**SHORT PROBLEM:**
From the listing below, extract every line containing "title".

**DATA SHOWN:**
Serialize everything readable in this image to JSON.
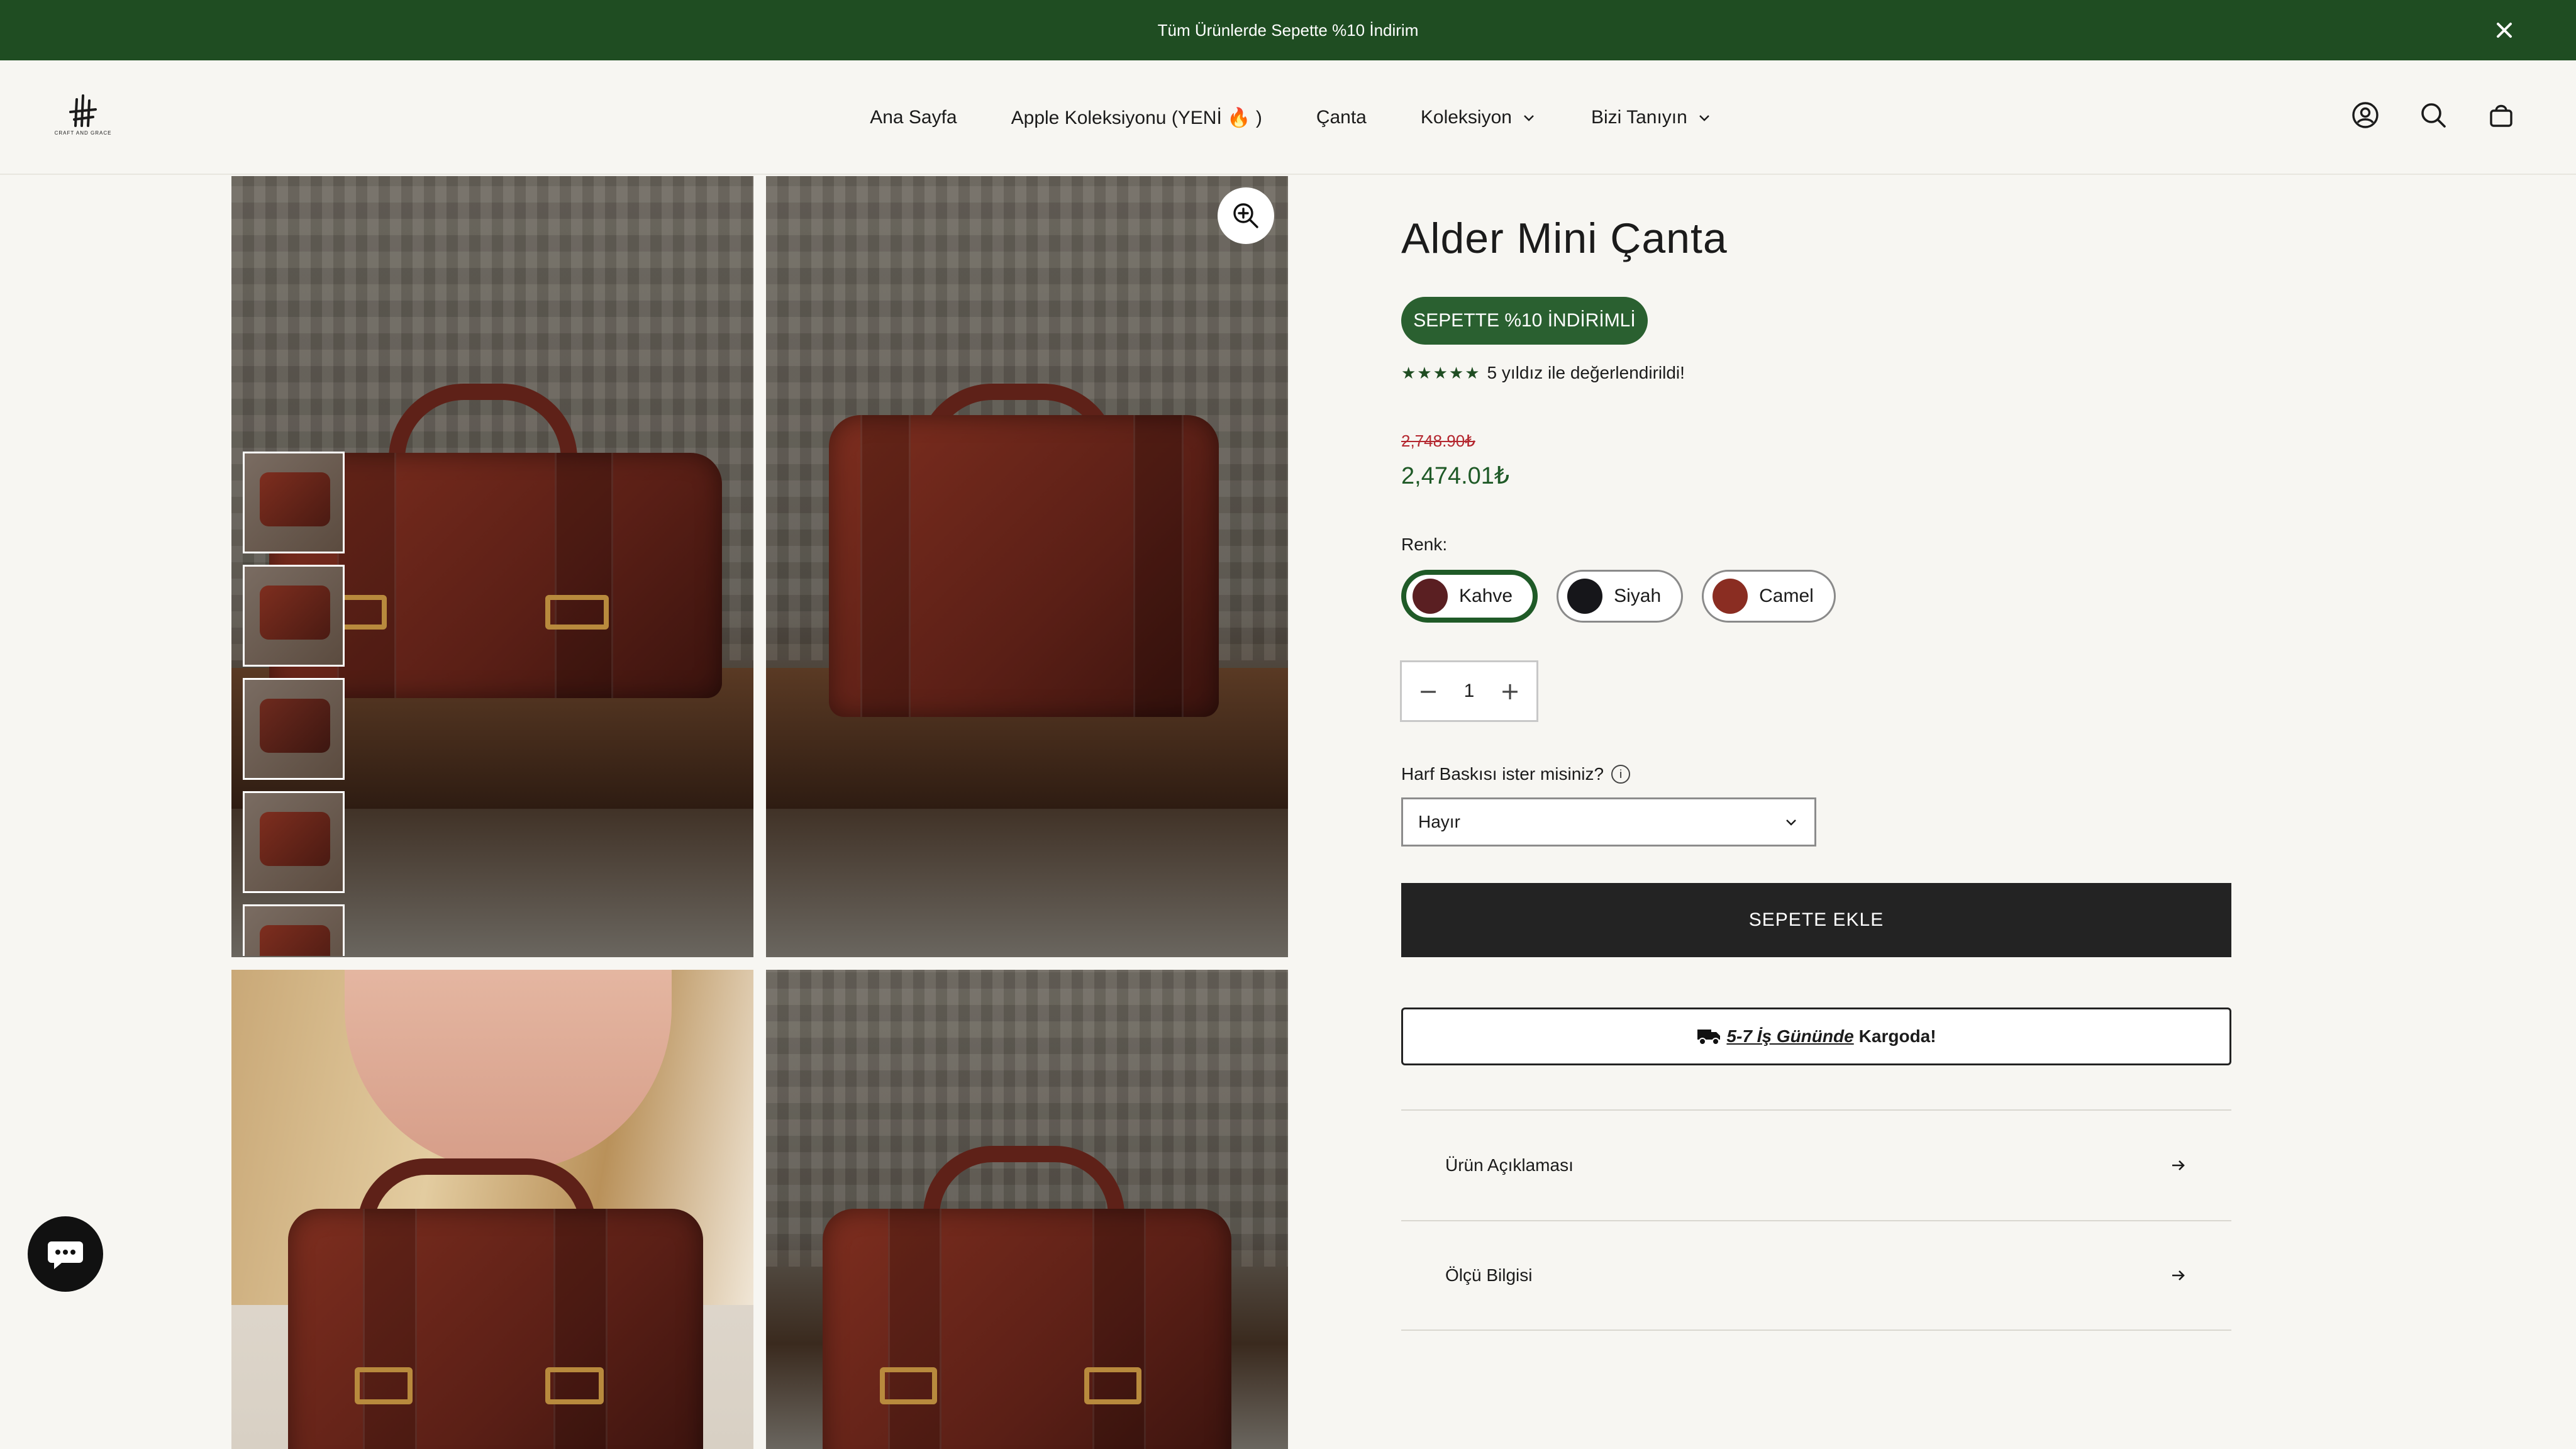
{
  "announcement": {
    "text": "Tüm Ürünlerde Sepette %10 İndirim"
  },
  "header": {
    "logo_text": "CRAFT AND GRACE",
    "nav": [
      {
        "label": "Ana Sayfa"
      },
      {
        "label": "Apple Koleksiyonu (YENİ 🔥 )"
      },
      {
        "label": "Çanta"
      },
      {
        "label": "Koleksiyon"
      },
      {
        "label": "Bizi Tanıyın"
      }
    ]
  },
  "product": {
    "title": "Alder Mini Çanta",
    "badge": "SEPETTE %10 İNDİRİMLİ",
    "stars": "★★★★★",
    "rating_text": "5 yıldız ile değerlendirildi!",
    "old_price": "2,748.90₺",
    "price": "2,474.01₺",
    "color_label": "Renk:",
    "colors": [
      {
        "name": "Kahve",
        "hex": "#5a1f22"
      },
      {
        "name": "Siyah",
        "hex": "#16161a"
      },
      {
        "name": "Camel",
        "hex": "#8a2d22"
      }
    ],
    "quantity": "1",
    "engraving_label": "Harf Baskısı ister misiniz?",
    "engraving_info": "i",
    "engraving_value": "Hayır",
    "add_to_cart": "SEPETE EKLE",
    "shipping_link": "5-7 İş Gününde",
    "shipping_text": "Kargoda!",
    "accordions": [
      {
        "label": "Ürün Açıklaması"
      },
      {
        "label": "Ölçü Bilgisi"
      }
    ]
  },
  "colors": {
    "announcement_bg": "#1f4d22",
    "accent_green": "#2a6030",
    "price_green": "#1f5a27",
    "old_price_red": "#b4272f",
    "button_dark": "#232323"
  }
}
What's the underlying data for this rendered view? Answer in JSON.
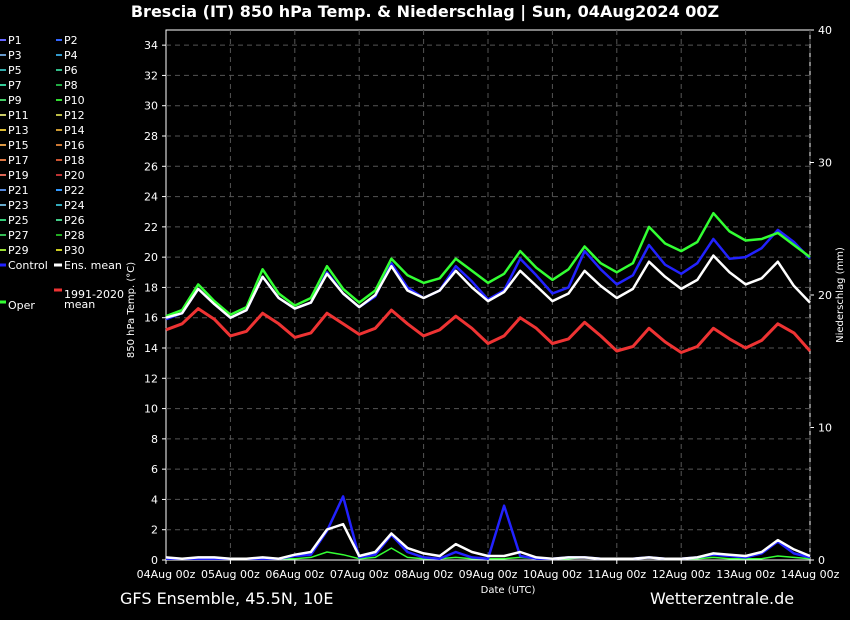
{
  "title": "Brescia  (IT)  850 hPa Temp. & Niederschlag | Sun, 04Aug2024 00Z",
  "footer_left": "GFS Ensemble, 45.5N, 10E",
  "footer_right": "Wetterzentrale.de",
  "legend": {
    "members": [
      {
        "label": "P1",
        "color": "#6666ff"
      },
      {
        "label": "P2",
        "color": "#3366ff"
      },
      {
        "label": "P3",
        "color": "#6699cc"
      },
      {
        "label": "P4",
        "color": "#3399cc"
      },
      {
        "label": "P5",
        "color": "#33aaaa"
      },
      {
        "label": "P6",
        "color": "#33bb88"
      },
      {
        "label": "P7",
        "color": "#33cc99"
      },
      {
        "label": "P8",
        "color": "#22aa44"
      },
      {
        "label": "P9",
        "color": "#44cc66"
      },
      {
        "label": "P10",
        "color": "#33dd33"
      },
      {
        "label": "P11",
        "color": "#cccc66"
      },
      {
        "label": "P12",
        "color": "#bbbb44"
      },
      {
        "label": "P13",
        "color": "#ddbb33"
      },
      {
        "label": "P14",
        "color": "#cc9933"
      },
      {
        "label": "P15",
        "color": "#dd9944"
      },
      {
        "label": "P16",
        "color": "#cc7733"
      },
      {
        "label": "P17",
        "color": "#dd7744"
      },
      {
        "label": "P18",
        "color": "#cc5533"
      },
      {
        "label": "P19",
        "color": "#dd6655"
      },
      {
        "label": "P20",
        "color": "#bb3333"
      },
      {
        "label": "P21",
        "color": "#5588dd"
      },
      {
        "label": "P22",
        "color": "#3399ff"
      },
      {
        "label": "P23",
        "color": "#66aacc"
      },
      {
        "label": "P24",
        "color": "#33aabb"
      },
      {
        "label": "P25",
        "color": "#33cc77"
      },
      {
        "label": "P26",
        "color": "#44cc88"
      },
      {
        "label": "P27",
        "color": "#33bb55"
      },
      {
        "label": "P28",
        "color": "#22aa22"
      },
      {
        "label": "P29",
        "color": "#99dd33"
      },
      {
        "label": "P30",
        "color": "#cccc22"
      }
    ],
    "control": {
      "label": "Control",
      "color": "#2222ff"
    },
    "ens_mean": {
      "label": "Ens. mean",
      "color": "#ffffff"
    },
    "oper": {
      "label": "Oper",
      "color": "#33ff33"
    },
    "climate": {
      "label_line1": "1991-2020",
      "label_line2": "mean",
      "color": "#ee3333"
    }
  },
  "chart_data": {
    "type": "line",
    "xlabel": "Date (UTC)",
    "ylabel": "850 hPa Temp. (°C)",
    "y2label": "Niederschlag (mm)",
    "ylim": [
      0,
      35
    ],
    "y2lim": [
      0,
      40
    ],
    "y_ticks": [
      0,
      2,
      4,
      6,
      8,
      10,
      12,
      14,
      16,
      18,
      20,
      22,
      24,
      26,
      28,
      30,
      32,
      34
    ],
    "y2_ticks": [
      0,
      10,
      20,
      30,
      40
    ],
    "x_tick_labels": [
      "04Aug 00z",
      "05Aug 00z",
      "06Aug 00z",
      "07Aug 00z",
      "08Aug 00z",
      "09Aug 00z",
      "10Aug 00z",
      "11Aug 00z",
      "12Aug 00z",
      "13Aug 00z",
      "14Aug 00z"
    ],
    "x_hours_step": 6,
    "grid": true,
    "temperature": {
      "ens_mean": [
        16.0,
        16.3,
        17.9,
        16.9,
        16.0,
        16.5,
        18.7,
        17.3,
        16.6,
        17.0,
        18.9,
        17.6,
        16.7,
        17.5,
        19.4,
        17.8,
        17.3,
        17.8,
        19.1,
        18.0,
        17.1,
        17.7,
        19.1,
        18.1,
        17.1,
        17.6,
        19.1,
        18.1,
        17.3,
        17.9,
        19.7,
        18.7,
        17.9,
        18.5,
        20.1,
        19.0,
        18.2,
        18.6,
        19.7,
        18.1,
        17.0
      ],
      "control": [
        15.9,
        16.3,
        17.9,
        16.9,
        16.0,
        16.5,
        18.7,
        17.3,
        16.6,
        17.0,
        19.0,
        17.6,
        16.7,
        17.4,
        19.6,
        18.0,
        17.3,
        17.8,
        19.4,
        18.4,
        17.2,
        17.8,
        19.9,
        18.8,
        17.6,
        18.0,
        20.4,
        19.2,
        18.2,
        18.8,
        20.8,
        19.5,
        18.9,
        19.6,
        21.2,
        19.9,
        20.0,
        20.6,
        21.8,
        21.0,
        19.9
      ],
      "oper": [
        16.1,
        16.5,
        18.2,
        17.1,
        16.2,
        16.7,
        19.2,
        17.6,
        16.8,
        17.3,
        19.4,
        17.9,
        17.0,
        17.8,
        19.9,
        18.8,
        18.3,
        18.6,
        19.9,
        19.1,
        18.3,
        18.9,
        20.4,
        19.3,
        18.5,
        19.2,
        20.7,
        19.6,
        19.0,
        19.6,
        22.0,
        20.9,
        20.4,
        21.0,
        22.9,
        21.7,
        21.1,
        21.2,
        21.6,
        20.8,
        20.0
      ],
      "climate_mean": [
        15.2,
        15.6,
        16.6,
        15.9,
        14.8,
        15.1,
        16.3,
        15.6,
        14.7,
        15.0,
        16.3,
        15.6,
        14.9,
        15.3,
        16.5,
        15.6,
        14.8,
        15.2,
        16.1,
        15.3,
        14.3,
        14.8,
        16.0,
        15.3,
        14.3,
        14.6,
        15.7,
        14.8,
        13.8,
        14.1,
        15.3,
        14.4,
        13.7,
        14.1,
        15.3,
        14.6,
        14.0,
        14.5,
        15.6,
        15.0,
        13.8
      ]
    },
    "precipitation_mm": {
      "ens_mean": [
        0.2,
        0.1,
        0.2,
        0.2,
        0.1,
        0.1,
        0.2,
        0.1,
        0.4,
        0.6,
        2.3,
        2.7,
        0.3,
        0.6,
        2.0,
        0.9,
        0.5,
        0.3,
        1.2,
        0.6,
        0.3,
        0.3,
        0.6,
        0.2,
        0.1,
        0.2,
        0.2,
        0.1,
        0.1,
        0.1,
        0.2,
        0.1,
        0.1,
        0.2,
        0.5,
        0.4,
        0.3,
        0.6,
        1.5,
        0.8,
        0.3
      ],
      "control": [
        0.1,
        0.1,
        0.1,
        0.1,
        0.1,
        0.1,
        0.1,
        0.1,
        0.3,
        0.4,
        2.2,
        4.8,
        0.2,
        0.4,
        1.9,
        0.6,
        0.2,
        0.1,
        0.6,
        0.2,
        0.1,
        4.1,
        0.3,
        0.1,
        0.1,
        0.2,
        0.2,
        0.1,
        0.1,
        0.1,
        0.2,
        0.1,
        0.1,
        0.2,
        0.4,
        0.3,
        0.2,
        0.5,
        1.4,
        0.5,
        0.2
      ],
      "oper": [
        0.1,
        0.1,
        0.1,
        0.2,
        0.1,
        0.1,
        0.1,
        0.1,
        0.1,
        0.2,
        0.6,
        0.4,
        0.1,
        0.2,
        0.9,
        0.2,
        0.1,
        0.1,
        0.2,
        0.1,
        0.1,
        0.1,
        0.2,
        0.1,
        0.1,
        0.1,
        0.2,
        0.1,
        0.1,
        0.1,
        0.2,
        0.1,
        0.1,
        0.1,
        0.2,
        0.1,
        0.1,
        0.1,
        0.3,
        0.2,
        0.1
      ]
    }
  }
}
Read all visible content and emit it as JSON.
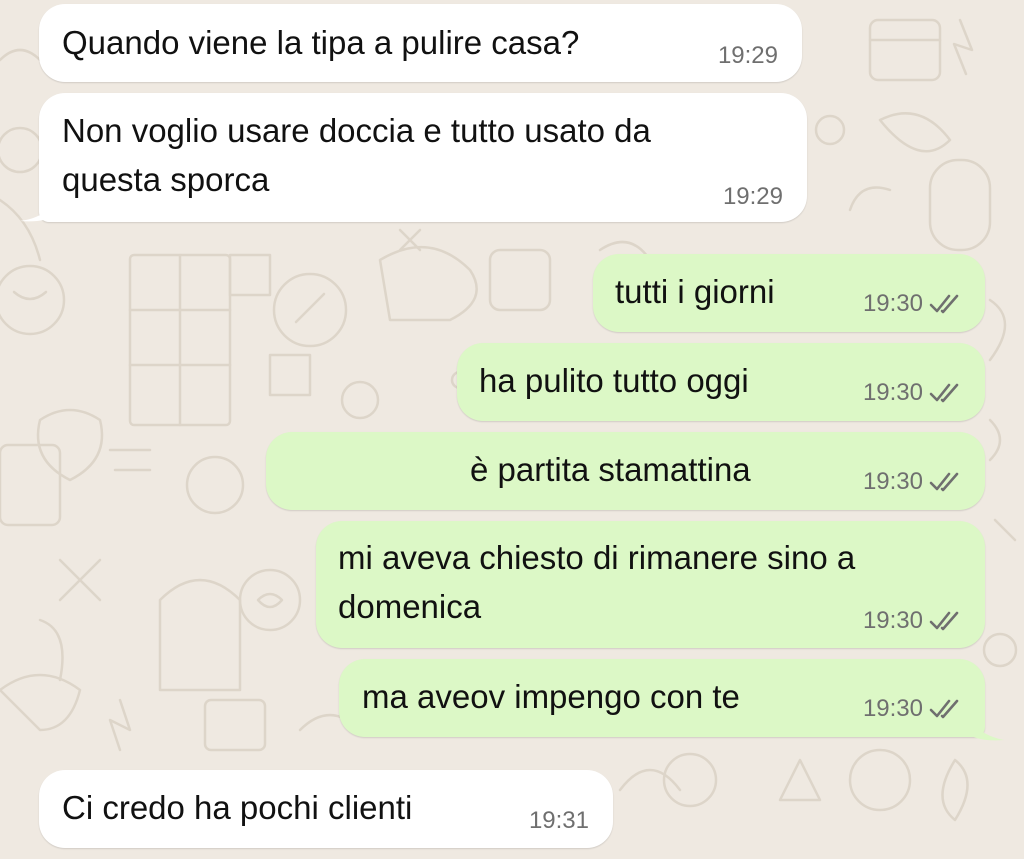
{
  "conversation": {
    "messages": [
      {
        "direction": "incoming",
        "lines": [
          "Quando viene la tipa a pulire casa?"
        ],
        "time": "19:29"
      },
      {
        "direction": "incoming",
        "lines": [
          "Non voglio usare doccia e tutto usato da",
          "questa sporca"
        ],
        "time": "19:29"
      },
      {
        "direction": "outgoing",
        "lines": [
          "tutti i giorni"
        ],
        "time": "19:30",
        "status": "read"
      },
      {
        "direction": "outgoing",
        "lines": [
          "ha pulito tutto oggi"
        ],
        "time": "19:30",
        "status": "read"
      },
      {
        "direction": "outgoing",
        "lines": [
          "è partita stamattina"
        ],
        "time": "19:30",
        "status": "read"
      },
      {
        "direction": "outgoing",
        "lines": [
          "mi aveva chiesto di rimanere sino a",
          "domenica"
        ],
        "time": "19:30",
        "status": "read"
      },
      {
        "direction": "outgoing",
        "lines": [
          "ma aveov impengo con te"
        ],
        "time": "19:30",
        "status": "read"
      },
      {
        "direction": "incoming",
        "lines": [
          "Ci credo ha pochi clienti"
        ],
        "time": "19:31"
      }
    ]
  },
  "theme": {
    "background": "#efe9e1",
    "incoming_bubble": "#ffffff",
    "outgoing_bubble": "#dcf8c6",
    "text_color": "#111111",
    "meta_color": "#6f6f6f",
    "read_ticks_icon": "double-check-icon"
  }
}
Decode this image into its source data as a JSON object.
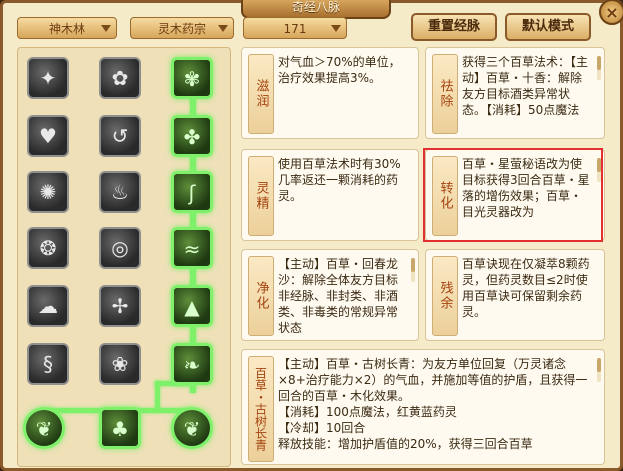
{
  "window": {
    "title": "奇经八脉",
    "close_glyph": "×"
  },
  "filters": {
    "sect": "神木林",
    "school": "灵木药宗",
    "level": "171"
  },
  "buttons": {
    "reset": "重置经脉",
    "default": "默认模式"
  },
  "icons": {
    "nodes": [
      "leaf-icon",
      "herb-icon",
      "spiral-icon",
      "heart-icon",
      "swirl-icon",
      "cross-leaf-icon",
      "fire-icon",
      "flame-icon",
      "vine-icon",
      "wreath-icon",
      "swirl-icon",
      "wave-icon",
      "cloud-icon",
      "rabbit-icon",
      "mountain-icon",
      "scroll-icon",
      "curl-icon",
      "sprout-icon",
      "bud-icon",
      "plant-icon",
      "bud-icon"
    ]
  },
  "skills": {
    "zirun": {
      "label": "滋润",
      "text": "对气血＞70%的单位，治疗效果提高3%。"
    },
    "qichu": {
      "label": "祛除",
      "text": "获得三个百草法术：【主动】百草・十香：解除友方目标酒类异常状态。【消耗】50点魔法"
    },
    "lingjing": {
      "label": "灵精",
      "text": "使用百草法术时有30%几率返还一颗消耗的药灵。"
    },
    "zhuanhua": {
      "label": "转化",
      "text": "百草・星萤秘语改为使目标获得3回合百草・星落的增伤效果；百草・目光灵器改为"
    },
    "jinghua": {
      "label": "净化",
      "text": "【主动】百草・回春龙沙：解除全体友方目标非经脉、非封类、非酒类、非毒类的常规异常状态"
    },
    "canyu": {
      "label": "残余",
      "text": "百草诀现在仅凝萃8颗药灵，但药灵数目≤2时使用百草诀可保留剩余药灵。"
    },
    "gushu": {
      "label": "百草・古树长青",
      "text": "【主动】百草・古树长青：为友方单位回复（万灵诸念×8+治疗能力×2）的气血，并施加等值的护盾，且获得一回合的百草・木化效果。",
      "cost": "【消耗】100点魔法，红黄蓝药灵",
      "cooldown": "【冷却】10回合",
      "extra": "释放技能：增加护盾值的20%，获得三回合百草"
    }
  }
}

**RESPONSE TO THE EXERCISE:**
    "title": "Alder Mini Çanta",
  "title": "Brescia  (IT)  850 hPa Temp. & Niederschlag | Sun, 04Aug2024 00Z",
    "title": "奇经八脉",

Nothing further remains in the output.